**What to work on**
From the material below, list every line containing "работы".

(Raw records)
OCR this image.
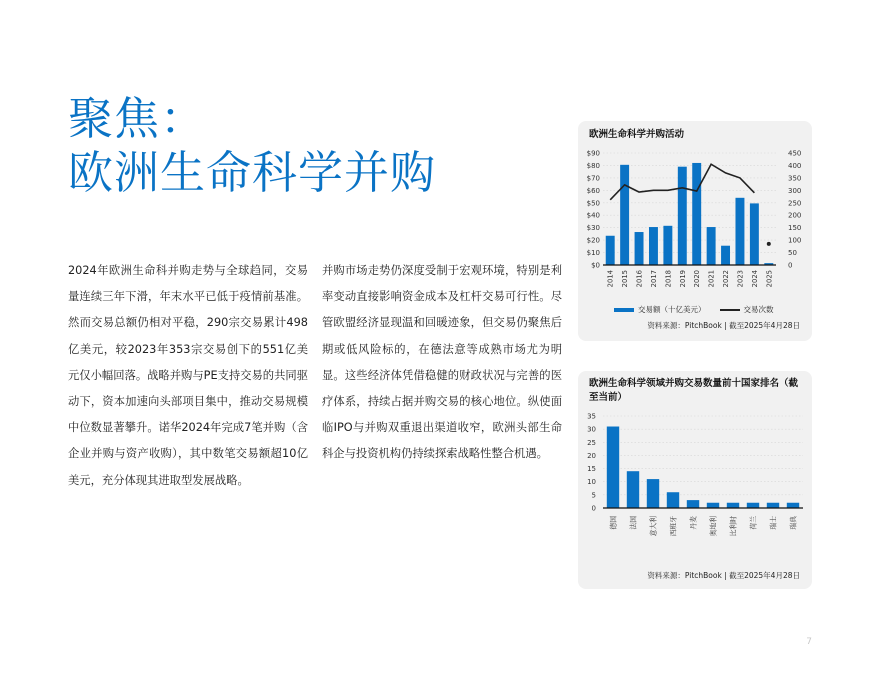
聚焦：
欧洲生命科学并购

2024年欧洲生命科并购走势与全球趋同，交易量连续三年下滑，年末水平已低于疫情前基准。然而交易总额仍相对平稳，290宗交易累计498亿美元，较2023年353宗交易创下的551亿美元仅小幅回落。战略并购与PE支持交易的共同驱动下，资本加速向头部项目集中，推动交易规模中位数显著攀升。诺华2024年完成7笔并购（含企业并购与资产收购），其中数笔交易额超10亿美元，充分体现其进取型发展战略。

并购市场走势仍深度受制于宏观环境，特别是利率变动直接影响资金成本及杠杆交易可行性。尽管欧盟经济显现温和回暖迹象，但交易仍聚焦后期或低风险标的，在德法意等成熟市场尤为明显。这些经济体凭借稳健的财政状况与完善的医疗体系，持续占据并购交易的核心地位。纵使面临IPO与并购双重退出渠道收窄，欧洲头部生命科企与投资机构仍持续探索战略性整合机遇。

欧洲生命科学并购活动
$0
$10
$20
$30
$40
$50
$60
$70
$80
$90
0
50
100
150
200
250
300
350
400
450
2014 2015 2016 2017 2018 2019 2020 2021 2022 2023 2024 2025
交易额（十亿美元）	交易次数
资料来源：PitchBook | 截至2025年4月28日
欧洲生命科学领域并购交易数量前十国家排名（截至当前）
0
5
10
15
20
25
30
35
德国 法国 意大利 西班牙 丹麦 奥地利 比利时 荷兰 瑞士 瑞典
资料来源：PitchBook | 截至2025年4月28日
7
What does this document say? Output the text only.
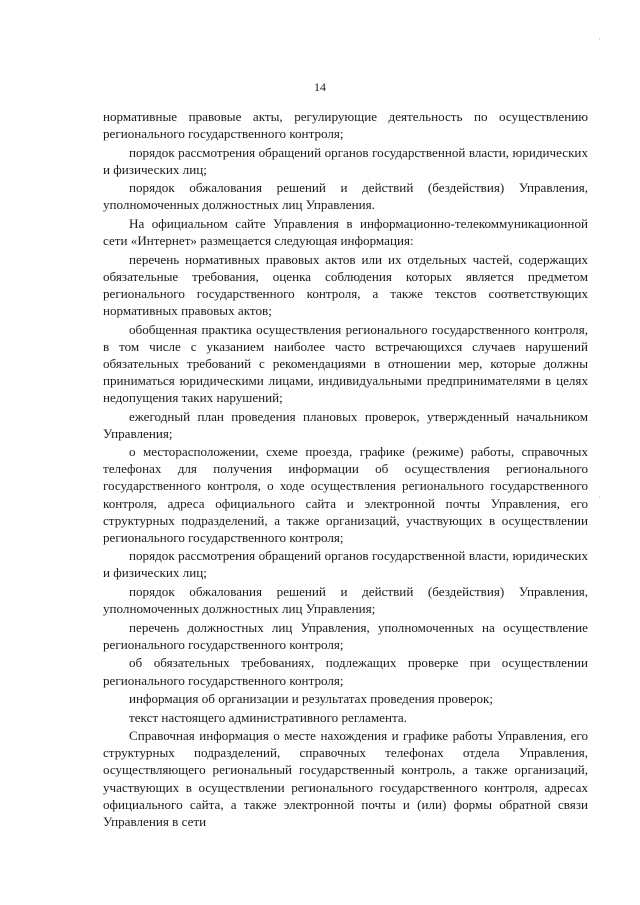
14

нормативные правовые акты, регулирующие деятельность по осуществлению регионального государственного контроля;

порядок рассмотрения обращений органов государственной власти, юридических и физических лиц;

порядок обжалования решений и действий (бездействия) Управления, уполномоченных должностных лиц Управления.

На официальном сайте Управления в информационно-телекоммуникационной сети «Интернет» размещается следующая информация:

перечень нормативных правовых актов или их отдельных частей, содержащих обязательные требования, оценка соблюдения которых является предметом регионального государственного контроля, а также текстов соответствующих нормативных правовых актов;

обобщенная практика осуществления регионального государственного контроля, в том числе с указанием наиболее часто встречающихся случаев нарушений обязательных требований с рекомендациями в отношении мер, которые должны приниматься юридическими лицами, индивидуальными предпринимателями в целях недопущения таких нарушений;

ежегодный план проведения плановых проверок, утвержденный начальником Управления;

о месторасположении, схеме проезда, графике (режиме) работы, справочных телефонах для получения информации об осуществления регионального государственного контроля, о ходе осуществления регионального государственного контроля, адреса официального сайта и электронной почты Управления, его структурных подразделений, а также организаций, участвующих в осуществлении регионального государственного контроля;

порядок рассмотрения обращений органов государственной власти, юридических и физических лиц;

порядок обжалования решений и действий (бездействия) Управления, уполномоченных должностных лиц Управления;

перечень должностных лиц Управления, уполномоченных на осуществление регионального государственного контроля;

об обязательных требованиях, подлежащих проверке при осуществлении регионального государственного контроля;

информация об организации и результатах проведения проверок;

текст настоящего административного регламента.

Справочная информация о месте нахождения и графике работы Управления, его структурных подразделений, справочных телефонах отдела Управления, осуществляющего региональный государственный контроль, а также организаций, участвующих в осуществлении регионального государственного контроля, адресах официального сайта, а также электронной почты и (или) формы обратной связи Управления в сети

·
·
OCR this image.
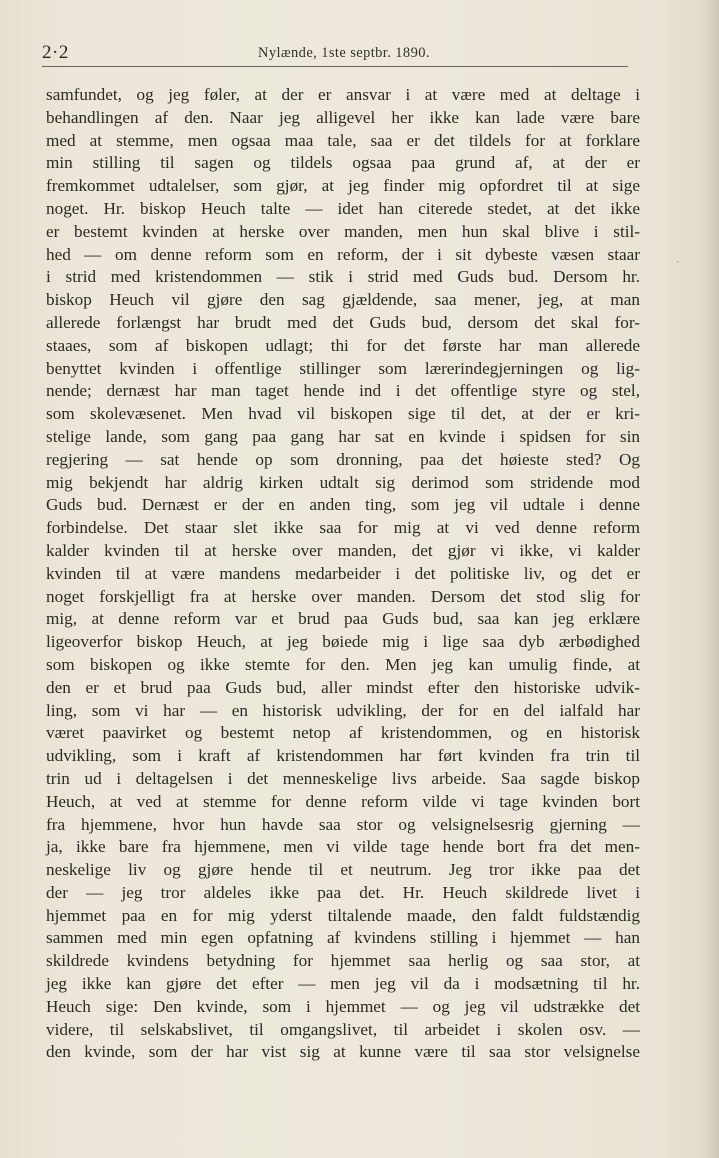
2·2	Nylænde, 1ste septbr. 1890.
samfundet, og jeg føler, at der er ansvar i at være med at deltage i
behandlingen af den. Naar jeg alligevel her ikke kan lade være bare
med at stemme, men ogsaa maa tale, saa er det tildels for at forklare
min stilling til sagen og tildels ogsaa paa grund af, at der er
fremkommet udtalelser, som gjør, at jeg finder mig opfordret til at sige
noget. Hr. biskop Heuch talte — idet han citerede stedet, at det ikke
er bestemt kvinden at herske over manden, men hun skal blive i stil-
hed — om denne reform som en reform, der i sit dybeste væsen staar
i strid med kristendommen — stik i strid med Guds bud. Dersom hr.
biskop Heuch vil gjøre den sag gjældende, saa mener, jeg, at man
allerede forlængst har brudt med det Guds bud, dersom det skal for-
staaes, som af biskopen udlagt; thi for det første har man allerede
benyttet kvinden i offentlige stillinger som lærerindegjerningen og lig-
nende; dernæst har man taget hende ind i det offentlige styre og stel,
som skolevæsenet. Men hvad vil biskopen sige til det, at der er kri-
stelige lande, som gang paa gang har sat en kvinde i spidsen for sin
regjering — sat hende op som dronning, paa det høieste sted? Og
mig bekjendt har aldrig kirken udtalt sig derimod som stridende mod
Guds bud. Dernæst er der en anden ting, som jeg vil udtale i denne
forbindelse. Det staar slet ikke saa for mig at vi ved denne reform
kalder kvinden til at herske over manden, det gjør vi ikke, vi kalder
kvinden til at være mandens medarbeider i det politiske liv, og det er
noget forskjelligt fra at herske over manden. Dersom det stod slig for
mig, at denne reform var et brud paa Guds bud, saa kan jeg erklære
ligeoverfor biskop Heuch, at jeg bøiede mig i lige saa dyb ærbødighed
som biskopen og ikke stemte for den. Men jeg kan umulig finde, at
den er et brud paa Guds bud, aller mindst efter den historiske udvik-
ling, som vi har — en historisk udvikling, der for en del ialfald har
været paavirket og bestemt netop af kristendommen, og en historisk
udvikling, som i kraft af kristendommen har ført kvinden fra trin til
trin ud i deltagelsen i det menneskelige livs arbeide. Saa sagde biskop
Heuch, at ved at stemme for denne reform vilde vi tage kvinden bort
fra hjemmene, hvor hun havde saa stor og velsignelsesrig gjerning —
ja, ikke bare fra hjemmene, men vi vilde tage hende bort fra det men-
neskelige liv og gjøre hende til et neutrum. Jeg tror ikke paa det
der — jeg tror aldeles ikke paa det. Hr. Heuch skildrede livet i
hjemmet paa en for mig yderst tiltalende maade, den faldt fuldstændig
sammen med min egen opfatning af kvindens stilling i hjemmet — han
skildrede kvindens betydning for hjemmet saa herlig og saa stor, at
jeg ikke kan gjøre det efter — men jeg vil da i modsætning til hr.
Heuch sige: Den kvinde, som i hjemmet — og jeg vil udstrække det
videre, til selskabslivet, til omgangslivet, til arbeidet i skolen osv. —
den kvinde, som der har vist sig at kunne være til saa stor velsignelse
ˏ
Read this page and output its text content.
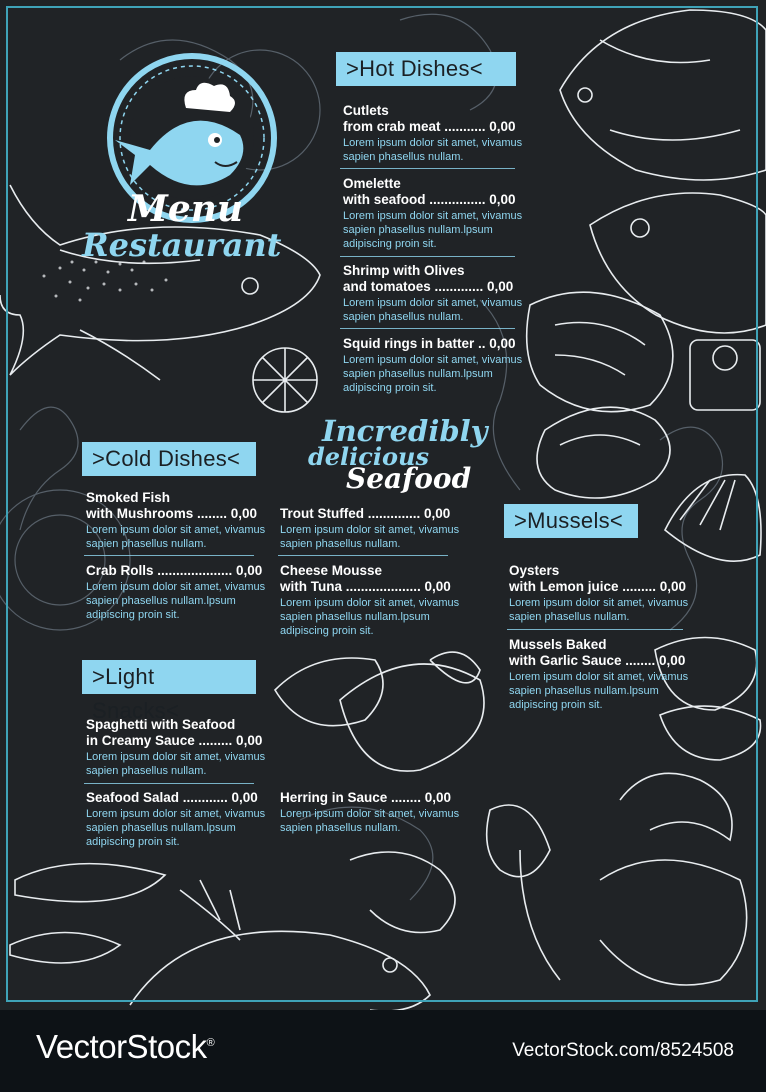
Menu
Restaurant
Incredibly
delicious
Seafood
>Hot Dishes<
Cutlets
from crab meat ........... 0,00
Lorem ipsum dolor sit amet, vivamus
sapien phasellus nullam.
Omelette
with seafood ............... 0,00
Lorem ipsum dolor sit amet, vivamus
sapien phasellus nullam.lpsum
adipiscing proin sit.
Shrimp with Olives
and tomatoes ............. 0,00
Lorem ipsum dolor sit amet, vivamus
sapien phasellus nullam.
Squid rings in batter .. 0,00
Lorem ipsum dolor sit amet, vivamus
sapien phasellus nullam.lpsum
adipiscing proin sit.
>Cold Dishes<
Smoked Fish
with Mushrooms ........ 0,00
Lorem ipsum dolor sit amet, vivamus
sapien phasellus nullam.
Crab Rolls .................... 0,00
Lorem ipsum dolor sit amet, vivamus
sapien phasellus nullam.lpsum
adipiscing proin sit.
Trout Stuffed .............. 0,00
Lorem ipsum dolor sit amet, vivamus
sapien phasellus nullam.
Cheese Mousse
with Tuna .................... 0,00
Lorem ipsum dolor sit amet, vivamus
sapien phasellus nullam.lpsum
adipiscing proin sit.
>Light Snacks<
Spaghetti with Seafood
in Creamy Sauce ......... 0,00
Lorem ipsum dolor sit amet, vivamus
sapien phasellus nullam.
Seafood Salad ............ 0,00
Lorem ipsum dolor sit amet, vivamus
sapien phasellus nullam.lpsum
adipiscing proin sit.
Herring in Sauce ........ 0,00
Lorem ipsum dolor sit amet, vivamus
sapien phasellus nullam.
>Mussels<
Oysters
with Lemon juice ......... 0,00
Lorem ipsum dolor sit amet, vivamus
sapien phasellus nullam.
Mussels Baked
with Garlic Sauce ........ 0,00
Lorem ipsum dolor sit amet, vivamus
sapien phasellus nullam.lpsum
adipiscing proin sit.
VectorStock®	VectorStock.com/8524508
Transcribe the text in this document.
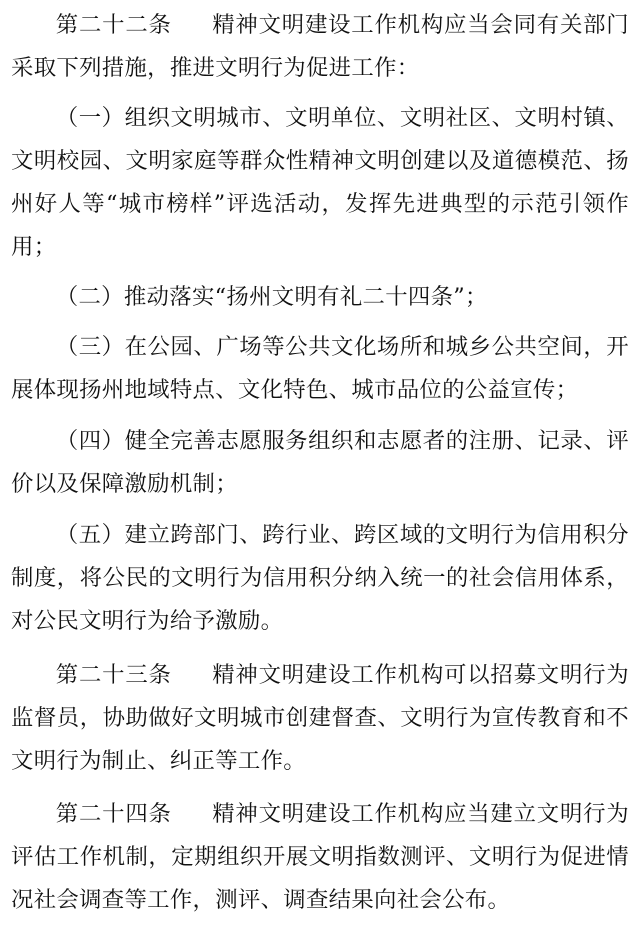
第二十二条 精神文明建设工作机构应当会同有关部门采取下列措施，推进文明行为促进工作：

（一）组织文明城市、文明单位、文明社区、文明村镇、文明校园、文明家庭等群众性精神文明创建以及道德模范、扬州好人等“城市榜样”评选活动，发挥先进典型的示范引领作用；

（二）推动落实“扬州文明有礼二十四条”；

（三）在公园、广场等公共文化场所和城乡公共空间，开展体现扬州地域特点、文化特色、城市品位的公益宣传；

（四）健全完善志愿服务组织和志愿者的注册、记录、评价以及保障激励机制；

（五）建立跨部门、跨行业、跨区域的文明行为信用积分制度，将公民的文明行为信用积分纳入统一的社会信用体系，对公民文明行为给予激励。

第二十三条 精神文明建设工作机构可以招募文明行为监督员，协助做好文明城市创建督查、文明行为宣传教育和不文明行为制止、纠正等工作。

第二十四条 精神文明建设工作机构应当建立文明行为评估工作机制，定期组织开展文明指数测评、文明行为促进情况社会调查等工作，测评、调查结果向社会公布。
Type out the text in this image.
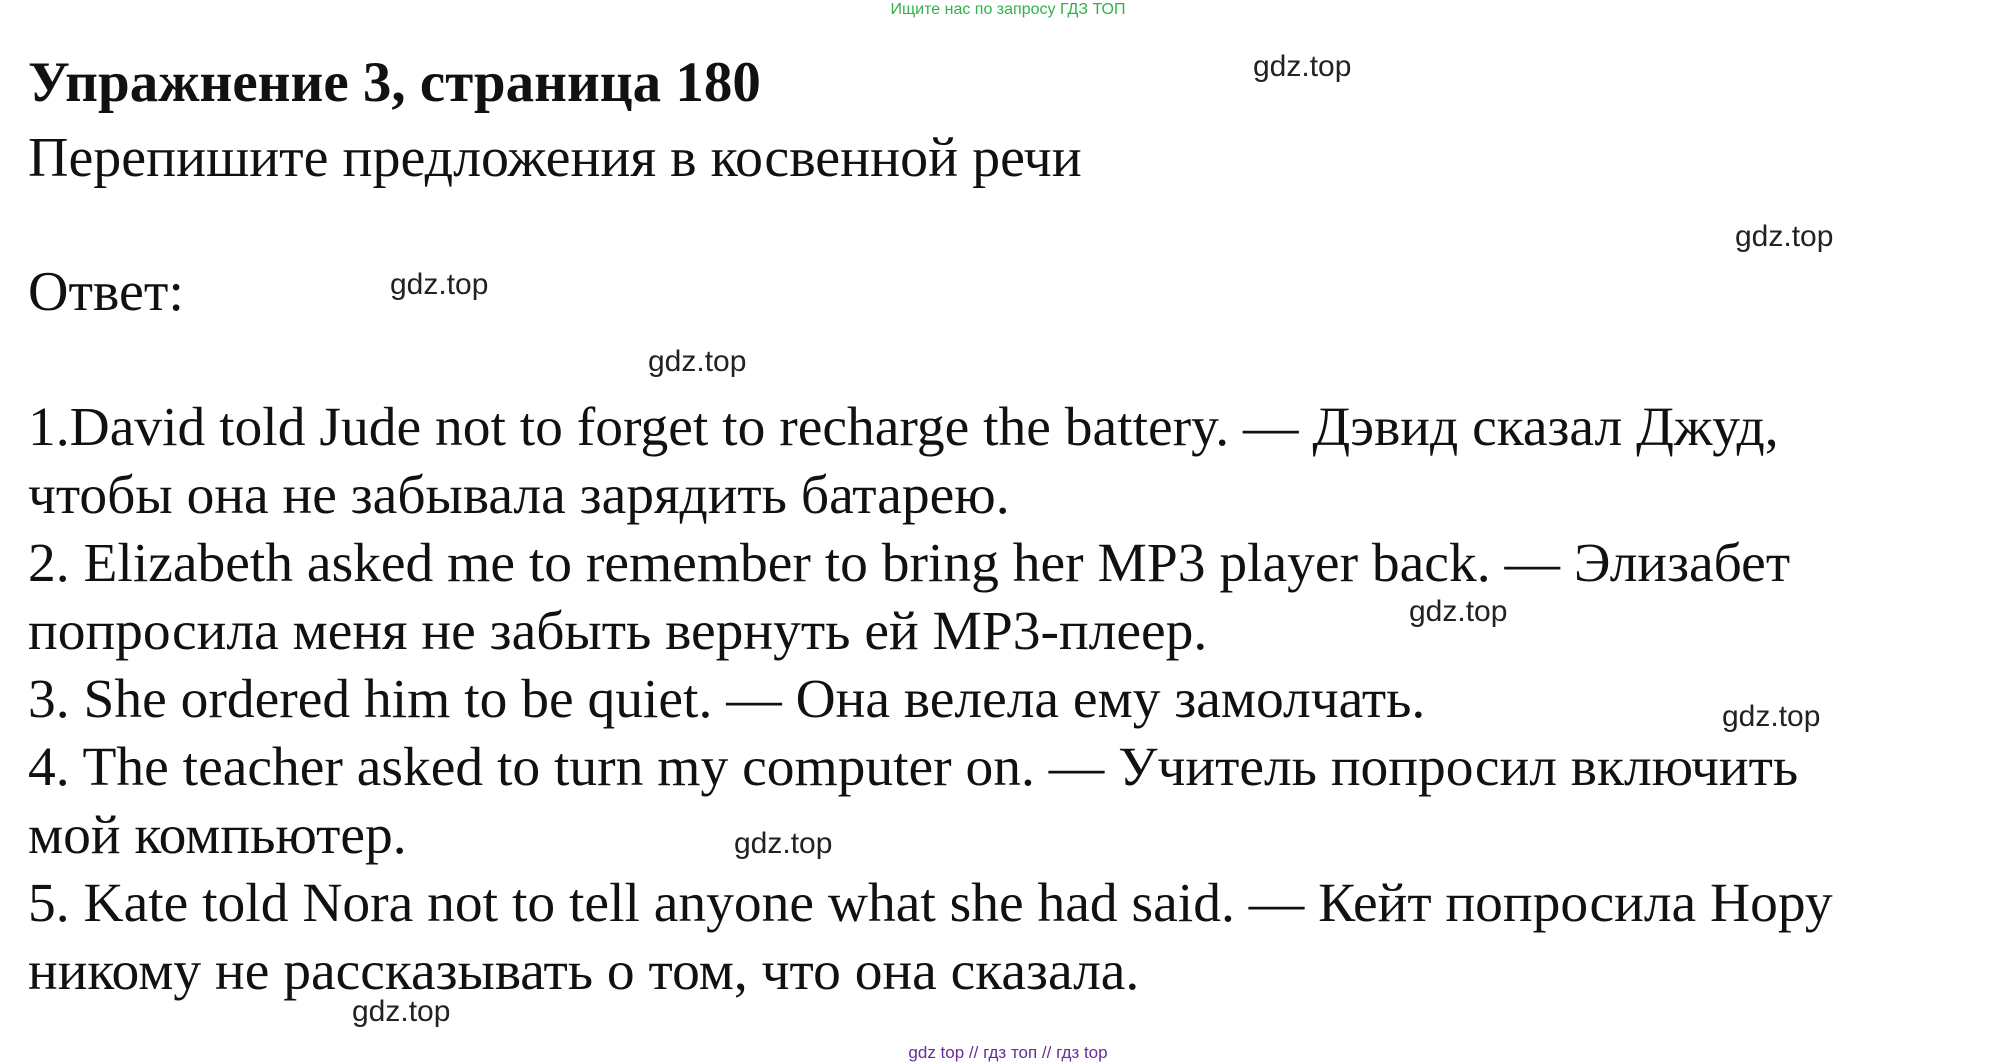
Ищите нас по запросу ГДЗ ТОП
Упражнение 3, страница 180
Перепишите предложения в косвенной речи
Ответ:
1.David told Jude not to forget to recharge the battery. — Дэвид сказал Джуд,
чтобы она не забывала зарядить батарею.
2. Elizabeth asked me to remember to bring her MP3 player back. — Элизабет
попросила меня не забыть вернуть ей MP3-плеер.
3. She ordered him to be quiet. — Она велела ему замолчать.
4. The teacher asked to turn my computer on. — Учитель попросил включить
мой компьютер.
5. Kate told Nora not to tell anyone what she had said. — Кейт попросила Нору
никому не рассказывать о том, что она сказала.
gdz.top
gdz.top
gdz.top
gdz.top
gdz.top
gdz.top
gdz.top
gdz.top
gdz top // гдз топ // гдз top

**Expected answer**
о месторасположении, схеме проезда, графике (режиме) работы, справочных телефонах для получения информации об осуществления регионального государственного контроля, о ходе осуществления регионального государственного контроля, адреса официального сайта и электронной почты Управления, его структурных подразделений, а также организаций, участвующих в осуществлении регионального государственного контроля;
Справочная информация о месте нахождения и графике работы Управления, его структурных подразделений, справочных телефонах отдела Управления, осуществляющего региональный государственный контроль, а также организаций, участвующих в осуществлении регионального государственного контроля, адресах официального сайта, а также электронной почты и (или) формы обратной связи Управления в сети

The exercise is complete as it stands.